Collection entries
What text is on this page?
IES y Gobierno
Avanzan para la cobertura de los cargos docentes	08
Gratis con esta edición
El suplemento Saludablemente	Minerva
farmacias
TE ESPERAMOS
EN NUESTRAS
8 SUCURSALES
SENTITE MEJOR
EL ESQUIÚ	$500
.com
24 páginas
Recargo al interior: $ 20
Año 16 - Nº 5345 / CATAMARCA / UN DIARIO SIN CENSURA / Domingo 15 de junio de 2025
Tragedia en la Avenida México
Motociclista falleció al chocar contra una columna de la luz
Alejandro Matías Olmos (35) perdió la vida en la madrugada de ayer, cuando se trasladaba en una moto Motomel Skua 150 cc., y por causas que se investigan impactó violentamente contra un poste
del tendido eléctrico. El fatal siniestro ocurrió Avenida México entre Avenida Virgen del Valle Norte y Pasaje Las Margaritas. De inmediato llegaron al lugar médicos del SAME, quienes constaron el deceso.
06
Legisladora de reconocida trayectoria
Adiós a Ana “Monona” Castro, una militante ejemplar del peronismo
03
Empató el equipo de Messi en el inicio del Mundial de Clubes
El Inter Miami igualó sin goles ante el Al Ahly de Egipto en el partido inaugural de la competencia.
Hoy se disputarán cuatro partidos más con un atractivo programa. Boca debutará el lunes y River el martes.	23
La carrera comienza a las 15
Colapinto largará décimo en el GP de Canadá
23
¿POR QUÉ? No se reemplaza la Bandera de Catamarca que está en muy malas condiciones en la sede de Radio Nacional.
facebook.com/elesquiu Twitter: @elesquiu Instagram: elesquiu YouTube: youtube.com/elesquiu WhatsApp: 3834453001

● **PROBLEM REQUIREMENTS**: Check each line above for the string "México" and show the ones that have it.

● **RESULT FOR THIS TASK**:
Tragedia en la Avenida México
del tendido eléctrico. El fatal siniestro ocurrió Avenida México entre Avenida Virgen del Valle Norte y Pasaje Las Margaritas. De inmediato llegaron al lugar médicos del SAME, quienes constaron el deceso.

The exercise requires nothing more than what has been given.